Задание –
Напишите продолжение приведенного ниже текста о судьбе советских военнопленных в годы Великой Отечественной войны, начав сразу после его последнего предложения.

Текст для разбора –
━━━━━━━━

По разным данным, всего за годы Великой Отечественной войны в плен попало от 4 до 5 млн советских военнослужащих, из них были возвращены на родину менее 2 млн человек, свыше половины взятых в плен погибло в лагерях и «маршах смерти». Свыше 100 тыс. вернувшихся были расстреляны за дезертирство. Еще около полумиллиона предпочли остаться на Западе.
Немецкое командование вполне сознательно делало ставку на физическое уничтожение как можно большего числа советских военнопленных вопреки Женевской конвенции, якобы не подписанной СССР, — особенно в первые месяцы войны, когда их было неимоверное количество. От изнуренных людей старались избавиться еще по дороге до места содержания в лагере. «Многие бойцы кончили свою жизнь в немецком плену. Задачей немцев было уничтожение живой силы СССР в общем и военнопленных в частности, — писал участник Великой Отечественной войны и публицист Борис Рунин. — Создавались невыносимые условия для существования пленных. По дороге в лагерь их ничем не кормили. Они питались попадавшимися по дороге капустными листьями, корнями, ржаными колосьями с неубранных придорожных полей. Воду пили из дорожных луж. Останавливаться у колодцев или просить напиться у крестьян строго воспрещалось. Так, в течение пяти дней — с 9 по 13 октября 1941 года — гнали колонну пленных в Дорогобужский лагерь. Колонну сопровождала машина, на которой были установлены четыре спаренных пулемета. По пути в одной из деревень под печкой сгоревшего дома пленные увидели полуобгоревшую картошку. Около 200 человек бросились за ней. Из четырех пулеметов был открыт огонь прямо в толпу. Несколько десятков пленных погибло. По пути пленные бросались на поля с невыкопанной картошкой, тотчас же открывался огонь из пулеметов».

━━━━━━━━

Извлеченные данные –

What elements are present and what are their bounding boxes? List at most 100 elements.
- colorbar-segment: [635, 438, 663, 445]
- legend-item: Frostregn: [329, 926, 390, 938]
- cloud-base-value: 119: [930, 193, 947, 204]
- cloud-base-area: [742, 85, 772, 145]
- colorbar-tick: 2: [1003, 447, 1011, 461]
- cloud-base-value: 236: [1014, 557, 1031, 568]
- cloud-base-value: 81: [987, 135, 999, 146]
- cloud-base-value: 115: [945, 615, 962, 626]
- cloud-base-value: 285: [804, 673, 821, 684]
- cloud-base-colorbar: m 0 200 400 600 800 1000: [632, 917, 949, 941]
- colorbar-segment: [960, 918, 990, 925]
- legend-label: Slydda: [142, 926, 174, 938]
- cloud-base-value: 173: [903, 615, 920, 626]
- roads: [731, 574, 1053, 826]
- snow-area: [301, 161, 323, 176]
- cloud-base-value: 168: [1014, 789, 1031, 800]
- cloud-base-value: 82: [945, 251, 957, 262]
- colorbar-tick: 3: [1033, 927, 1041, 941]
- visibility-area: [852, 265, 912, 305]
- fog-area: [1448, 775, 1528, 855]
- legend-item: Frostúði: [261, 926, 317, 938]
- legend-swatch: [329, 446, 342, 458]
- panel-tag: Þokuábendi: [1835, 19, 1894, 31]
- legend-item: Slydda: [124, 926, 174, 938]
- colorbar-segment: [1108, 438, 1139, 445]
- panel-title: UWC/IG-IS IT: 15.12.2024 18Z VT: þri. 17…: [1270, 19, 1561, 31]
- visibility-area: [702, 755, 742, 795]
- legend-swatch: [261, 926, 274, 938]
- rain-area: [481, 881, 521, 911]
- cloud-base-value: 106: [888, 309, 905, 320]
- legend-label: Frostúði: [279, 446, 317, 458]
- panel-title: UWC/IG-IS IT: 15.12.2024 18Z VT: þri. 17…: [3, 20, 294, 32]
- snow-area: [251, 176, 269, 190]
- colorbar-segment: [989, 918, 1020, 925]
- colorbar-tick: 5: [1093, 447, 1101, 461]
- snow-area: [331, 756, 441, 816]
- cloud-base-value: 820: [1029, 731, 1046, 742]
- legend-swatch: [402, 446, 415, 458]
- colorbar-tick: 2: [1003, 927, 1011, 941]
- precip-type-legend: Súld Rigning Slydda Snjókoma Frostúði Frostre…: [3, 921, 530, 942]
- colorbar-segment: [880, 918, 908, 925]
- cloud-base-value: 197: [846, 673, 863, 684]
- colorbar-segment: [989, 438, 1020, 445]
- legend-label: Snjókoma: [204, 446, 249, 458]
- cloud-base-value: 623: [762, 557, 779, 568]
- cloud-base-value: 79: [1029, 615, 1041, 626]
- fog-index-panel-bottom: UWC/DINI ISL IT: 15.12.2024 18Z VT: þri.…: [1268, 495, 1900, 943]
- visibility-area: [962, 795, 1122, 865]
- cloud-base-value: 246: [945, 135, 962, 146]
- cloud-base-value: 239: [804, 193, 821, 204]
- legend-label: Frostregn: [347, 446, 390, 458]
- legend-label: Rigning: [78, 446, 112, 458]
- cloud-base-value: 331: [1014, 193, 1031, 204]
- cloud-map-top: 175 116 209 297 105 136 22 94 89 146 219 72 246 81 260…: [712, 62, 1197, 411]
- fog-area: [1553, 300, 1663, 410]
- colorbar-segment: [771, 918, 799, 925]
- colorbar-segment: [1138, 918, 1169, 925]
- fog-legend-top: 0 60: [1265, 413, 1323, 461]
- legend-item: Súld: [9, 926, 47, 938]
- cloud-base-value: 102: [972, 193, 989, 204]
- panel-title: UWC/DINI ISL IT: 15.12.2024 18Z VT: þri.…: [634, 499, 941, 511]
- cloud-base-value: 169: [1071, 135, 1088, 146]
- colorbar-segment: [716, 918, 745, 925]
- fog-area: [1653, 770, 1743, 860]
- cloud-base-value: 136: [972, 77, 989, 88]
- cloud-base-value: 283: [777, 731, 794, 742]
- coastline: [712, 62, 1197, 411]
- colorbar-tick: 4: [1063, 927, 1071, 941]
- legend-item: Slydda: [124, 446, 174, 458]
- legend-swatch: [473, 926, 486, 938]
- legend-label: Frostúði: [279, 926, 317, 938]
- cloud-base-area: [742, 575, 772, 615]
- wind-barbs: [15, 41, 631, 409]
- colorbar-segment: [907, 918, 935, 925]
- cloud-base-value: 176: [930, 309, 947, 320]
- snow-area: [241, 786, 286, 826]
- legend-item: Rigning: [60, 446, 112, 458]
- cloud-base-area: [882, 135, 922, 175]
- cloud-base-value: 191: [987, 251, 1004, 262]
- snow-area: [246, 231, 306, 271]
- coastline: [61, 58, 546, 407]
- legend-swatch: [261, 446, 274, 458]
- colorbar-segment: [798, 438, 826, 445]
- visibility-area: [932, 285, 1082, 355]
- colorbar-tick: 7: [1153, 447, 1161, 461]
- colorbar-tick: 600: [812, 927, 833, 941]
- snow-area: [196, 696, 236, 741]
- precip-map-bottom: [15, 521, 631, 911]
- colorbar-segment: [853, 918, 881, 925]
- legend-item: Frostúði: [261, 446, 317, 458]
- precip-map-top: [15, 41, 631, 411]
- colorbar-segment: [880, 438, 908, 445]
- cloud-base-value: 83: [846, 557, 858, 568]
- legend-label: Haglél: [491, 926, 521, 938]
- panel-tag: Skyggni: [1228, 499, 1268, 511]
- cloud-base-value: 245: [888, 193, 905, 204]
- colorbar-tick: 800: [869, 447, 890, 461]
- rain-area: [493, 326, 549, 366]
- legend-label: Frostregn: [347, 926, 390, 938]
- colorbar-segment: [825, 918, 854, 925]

━━━━━━━━

Ответ –
Прямому уничтожению подвергались те категории пленных красноармейцев, которых гитлеровцы считали особенно «нежелательными» с точки зрения своей идеологии. Это были прежде всего «комиссары», члены компартии, представители интеллигенции, а также евреи, которым выжить в немецком плену было просто немыслимо. По оценкам историков, более полумиллиона человек стали жертвами прямого истребления, причем наиболее интенсивно истреблялись именно советские военнопленные. Советский и российский географ-демограф и публицист Павел Полян подчеркивает, что «холокост как система физического уничтожения немцами евреев хронологически ведет свое начало именно с систематического убийства евреев-военнопленных» — подобные расстрелы начались уже 22 июня 1941 года, задолго до первых акций по уничтожению гражданского еврейского населения. Впрочем, после нескольких месяцев боев в СССР вермахт начал все же рассматривать возможность ослабления положений «приказа о комиссарах», а когда война затянулась, военнопленные стали рассматриваться также как дармовая рабочая сила, которую нужно в какой-то степени беречь.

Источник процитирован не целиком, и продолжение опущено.